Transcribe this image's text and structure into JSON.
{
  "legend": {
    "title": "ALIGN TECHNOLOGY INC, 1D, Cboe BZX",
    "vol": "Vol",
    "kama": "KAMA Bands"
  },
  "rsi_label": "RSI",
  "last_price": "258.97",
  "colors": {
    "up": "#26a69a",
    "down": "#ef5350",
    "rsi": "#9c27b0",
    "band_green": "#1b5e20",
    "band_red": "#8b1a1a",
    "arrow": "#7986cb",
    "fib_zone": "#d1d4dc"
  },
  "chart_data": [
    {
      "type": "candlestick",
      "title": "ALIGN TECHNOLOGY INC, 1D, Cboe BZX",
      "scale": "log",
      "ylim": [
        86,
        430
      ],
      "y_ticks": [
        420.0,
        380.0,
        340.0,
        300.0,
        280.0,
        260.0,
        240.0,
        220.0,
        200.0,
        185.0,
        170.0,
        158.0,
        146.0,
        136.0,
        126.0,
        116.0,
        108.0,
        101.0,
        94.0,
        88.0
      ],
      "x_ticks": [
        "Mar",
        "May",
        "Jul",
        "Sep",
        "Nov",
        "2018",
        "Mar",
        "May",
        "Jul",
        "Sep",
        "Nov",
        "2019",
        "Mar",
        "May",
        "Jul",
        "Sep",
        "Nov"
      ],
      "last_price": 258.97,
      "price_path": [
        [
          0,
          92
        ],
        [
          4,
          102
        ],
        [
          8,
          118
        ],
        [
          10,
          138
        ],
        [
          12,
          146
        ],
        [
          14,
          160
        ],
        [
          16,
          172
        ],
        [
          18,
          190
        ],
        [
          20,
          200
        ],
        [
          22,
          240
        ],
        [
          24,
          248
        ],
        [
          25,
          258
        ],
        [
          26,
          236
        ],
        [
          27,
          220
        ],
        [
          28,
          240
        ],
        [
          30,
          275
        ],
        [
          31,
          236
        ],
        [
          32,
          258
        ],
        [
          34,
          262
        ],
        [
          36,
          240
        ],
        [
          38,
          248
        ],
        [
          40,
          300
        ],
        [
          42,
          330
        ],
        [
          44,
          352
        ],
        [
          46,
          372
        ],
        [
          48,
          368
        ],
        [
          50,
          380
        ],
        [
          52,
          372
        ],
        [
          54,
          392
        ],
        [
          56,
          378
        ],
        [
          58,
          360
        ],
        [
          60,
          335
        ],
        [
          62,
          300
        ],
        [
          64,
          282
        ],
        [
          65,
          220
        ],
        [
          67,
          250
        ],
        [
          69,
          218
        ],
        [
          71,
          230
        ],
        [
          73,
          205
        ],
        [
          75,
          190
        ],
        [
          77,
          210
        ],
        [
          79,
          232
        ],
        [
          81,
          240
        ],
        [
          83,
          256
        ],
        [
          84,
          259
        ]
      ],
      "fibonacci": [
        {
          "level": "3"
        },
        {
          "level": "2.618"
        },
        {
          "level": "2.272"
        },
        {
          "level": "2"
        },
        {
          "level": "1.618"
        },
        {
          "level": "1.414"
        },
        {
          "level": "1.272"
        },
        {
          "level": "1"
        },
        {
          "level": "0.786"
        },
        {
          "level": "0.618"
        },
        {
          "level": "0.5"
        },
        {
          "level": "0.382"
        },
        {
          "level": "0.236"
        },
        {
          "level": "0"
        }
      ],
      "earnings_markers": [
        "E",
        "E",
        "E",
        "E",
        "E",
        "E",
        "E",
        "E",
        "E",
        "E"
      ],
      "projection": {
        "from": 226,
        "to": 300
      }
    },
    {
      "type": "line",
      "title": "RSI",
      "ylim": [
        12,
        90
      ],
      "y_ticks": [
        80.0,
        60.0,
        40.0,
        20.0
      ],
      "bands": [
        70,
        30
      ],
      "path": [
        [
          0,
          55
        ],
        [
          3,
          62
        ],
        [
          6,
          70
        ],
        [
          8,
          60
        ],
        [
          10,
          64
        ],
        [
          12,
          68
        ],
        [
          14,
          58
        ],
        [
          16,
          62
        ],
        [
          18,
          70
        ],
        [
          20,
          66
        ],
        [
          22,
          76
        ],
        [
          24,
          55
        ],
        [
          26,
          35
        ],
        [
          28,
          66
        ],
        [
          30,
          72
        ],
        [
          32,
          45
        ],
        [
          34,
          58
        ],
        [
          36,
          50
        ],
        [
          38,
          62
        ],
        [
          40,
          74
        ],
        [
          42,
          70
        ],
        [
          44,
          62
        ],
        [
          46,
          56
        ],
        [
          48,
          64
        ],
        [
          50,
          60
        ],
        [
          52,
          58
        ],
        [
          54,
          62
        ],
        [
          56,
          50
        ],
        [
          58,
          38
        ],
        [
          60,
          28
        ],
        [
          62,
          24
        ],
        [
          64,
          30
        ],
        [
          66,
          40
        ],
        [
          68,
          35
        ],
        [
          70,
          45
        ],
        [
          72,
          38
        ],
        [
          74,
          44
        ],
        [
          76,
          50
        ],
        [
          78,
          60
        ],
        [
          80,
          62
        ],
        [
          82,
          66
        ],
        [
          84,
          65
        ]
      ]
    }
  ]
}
* * * * * * * * *
▸ **WORK REQUIRED**:
Filter out every line that lacks the word "Cboe", and copy the rest.

▸ **OUTPUT OF THE TASK**:
    "title": "ALIGN TECHNOLOGY INC, 1D, Cboe BZX",
      "title": "ALIGN TECHNOLOGY INC, 1D, Cboe BZX",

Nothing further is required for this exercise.